(Data records)
---*---

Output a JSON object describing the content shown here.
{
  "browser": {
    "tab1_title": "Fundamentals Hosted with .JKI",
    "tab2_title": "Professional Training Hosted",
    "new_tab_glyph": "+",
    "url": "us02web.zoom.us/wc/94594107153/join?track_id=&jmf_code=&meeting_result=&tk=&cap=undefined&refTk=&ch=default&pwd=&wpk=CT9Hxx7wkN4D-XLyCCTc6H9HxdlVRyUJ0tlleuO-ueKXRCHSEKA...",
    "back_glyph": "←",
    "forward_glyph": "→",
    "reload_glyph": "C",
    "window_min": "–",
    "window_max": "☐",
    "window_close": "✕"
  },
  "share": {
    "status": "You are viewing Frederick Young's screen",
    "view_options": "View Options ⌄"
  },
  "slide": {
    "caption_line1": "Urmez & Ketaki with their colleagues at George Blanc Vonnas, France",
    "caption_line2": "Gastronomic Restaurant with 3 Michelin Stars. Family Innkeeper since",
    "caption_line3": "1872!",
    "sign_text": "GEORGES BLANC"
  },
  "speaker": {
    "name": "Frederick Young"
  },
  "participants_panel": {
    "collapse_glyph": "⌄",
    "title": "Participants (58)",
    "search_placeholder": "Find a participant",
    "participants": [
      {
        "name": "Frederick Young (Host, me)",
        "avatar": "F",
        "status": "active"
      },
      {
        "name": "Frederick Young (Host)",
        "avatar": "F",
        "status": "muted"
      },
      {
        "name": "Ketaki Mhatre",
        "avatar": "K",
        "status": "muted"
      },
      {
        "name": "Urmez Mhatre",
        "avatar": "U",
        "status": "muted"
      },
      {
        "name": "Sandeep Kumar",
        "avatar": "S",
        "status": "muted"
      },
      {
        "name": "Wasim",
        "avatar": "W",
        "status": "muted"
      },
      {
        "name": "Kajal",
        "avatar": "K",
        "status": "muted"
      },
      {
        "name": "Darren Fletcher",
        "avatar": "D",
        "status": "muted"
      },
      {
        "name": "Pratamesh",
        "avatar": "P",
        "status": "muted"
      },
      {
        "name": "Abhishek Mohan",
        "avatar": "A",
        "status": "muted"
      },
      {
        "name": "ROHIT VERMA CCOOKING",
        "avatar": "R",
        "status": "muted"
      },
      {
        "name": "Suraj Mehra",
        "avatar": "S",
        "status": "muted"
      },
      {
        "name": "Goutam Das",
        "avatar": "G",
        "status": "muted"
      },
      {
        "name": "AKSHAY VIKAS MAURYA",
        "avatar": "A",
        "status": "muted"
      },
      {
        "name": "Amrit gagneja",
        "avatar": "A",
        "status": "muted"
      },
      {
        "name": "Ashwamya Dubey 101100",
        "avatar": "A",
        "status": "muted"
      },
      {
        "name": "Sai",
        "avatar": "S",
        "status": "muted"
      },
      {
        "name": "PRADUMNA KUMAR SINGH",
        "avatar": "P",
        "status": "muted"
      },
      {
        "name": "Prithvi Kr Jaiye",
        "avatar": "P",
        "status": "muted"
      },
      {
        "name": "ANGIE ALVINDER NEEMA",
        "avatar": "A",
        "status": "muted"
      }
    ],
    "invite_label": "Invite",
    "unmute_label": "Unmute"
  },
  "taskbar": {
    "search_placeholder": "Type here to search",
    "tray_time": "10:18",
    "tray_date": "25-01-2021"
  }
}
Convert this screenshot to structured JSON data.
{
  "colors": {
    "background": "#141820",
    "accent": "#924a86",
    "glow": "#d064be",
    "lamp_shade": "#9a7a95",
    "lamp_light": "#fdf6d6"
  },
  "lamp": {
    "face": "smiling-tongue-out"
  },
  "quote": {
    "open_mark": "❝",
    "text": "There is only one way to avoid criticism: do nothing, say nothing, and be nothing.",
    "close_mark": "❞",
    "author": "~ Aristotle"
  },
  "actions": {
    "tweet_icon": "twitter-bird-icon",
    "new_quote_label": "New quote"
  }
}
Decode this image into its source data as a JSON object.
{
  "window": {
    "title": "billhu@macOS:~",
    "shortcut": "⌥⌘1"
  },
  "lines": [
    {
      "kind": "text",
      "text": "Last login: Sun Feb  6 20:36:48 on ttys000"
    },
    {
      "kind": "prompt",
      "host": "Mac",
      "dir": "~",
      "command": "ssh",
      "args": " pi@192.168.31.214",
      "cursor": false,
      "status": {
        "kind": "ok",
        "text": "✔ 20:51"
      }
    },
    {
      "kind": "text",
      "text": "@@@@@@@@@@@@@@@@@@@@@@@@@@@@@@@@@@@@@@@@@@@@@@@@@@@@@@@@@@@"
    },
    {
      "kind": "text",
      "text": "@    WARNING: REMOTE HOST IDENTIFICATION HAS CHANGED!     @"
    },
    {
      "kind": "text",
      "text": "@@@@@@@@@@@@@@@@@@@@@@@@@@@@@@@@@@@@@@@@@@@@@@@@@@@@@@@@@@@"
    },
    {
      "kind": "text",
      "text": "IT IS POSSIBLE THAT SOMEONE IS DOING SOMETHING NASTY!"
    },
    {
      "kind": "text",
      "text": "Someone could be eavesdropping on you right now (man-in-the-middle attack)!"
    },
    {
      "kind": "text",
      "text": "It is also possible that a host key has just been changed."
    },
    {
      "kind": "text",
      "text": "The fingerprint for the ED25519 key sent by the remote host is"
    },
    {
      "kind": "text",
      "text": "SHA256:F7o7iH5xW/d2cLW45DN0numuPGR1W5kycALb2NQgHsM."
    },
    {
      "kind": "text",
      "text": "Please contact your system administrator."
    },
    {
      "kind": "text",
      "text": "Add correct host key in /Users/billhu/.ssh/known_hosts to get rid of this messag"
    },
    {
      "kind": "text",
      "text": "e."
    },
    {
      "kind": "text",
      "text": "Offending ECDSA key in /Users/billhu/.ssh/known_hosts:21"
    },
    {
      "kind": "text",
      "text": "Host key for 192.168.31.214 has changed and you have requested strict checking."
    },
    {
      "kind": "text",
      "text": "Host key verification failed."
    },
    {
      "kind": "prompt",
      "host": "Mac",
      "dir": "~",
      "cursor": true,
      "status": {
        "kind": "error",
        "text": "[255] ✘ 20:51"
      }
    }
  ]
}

---*---

■ Your objective:
Give the number of lines containing the word "with". No other answer is needed.

■ Correct response:
3